*WORK INSTRUCTIONS*
Output all of the records exactly as written.

*ENTRIES PROVIDED*
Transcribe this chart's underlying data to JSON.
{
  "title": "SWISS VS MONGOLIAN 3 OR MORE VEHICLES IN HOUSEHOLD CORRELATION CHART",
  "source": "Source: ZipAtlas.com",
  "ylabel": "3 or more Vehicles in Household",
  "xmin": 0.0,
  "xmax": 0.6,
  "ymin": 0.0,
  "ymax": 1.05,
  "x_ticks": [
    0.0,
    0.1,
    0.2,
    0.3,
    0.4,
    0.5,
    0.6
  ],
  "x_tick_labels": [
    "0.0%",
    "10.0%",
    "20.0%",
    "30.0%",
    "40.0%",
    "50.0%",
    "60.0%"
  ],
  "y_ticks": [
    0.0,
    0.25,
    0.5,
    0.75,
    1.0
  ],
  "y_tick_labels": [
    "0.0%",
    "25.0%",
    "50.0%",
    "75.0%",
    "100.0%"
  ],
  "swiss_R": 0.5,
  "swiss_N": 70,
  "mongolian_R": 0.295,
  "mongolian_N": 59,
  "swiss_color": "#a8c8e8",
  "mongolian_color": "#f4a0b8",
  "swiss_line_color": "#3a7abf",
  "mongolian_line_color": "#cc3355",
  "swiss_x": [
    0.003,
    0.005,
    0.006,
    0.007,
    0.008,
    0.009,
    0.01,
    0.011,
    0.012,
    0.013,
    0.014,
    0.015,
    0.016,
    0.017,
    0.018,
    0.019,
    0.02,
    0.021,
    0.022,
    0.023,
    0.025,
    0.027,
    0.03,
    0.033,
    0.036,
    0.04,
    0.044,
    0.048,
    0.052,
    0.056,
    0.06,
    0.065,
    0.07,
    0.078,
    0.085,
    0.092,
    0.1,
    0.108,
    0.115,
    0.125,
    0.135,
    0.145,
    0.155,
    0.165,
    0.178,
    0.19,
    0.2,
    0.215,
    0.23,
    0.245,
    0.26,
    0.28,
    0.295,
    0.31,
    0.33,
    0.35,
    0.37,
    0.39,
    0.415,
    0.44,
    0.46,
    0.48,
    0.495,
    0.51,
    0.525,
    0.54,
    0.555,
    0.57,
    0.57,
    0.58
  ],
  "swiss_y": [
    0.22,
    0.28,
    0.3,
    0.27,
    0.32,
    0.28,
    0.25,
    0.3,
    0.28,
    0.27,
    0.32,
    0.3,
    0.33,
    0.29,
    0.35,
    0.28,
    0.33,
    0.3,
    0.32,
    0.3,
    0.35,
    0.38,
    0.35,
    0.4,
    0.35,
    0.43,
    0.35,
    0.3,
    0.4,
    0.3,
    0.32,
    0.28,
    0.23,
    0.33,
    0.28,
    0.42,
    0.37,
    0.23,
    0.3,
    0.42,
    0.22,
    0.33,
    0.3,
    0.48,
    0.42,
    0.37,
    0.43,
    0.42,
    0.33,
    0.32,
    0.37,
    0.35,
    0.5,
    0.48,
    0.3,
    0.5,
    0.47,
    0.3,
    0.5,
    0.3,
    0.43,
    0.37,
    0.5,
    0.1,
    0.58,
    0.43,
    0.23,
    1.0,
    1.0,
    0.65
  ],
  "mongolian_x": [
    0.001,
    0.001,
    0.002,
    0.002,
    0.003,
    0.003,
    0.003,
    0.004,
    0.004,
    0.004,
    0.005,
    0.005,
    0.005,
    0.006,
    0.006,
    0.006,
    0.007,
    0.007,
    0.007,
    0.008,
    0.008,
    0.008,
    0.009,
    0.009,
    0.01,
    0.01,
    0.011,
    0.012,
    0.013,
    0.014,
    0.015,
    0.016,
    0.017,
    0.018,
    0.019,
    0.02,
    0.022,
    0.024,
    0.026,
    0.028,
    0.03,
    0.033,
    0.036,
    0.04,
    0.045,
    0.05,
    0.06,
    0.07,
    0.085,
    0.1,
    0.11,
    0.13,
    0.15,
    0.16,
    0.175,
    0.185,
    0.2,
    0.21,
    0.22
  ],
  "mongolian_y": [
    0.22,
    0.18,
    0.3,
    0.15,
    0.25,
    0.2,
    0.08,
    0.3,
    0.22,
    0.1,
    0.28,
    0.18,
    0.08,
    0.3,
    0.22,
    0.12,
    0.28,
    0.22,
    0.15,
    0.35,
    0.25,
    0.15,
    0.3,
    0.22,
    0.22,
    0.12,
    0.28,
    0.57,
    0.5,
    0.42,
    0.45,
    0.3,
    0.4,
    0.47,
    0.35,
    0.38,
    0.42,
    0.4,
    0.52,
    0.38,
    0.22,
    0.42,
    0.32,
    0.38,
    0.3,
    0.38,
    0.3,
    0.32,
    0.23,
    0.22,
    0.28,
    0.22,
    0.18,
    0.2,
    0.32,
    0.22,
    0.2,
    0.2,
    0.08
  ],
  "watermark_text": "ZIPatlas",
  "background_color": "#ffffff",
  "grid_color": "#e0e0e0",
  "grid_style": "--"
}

*ANSWER TO THE TASK*
Transcribe this chart's underlying data to JSON.
{
  "title": "SWISS VS MONGOLIAN 3 OR MORE VEHICLES IN HOUSEHOLD CORRELATION CHART",
  "source": "Source: ZipAtlas.com",
  "ylabel": "3 or more Vehicles in Household",
  "xmin": 0.0,
  "xmax": 0.6,
  "ymin": 0.0,
  "ymax": 1.05,
  "x_ticks": [
    0.0,
    0.1,
    0.2,
    0.3,
    0.4,
    0.5,
    0.6
  ],
  "x_tick_labels": [
    "0.0%",
    "10.0%",
    "20.0%",
    "30.0%",
    "40.0%",
    "50.0%",
    "60.0%"
  ],
  "y_ticks": [
    0.0,
    0.25,
    0.5,
    0.75,
    1.0
  ],
  "y_tick_labels": [
    "0.0%",
    "25.0%",
    "50.0%",
    "75.0%",
    "100.0%"
  ],
  "swiss_R": 0.5,
  "swiss_N": 70,
  "mongolian_R": 0.295,
  "mongolian_N": 59,
  "swiss_color": "#a8c8e8",
  "mongolian_color": "#f4a0b8",
  "swiss_line_color": "#3a7abf",
  "mongolian_line_color": "#cc3355",
  "swiss_x": [
    0.003,
    0.005,
    0.006,
    0.007,
    0.008,
    0.009,
    0.01,
    0.011,
    0.012,
    0.013,
    0.014,
    0.015,
    0.016,
    0.017,
    0.018,
    0.019,
    0.02,
    0.021,
    0.022,
    0.023,
    0.025,
    0.027,
    0.03,
    0.033,
    0.036,
    0.04,
    0.044,
    0.048,
    0.052,
    0.056,
    0.06,
    0.065,
    0.07,
    0.078,
    0.085,
    0.092,
    0.1,
    0.108,
    0.115,
    0.125,
    0.135,
    0.145,
    0.155,
    0.165,
    0.178,
    0.19,
    0.2,
    0.215,
    0.23,
    0.245,
    0.26,
    0.28,
    0.295,
    0.31,
    0.33,
    0.35,
    0.37,
    0.39,
    0.415,
    0.44,
    0.46,
    0.48,
    0.495,
    0.51,
    0.525,
    0.54,
    0.555,
    0.57,
    0.57,
    0.58
  ],
  "swiss_y": [
    0.22,
    0.28,
    0.3,
    0.27,
    0.32,
    0.28,
    0.25,
    0.3,
    0.28,
    0.27,
    0.32,
    0.3,
    0.33,
    0.29,
    0.35,
    0.28,
    0.33,
    0.3,
    0.32,
    0.3,
    0.35,
    0.38,
    0.35,
    0.4,
    0.35,
    0.43,
    0.35,
    0.3,
    0.4,
    0.3,
    0.32,
    0.28,
    0.23,
    0.33,
    0.28,
    0.42,
    0.37,
    0.23,
    0.3,
    0.42,
    0.22,
    0.33,
    0.3,
    0.48,
    0.42,
    0.37,
    0.43,
    0.42,
    0.33,
    0.32,
    0.37,
    0.35,
    0.5,
    0.48,
    0.3,
    0.5,
    0.47,
    0.3,
    0.5,
    0.3,
    0.43,
    0.37,
    0.5,
    0.1,
    0.58,
    0.43,
    0.23,
    1.0,
    1.0,
    0.65
  ],
  "mongolian_x": [
    0.001,
    0.001,
    0.002,
    0.002,
    0.003,
    0.003,
    0.003,
    0.004,
    0.004,
    0.004,
    0.005,
    0.005,
    0.005,
    0.006,
    0.006,
    0.006,
    0.007,
    0.007,
    0.007,
    0.008,
    0.008,
    0.008,
    0.009,
    0.009,
    0.01,
    0.01,
    0.011,
    0.012,
    0.013,
    0.014,
    0.015,
    0.016,
    0.017,
    0.018,
    0.019,
    0.02,
    0.022,
    0.024,
    0.026,
    0.028,
    0.03,
    0.033,
    0.036,
    0.04,
    0.045,
    0.05,
    0.06,
    0.07,
    0.085,
    0.1,
    0.11,
    0.13,
    0.15,
    0.16,
    0.175,
    0.185,
    0.2,
    0.21,
    0.22
  ],
  "mongolian_y": [
    0.22,
    0.18,
    0.3,
    0.15,
    0.25,
    0.2,
    0.08,
    0.3,
    0.22,
    0.1,
    0.28,
    0.18,
    0.08,
    0.3,
    0.22,
    0.12,
    0.28,
    0.22,
    0.15,
    0.35,
    0.25,
    0.15,
    0.3,
    0.22,
    0.22,
    0.12,
    0.28,
    0.57,
    0.5,
    0.42,
    0.45,
    0.3,
    0.4,
    0.47,
    0.35,
    0.38,
    0.42,
    0.4,
    0.52,
    0.38,
    0.22,
    0.42,
    0.32,
    0.38,
    0.3,
    0.38,
    0.3,
    0.32,
    0.23,
    0.22,
    0.28,
    0.22,
    0.18,
    0.2,
    0.32,
    0.22,
    0.2,
    0.2,
    0.08
  ],
  "watermark_text": "ZIPatlas",
  "background_color": "#ffffff",
  "grid_color": "#e0e0e0",
  "grid_style": "--"
}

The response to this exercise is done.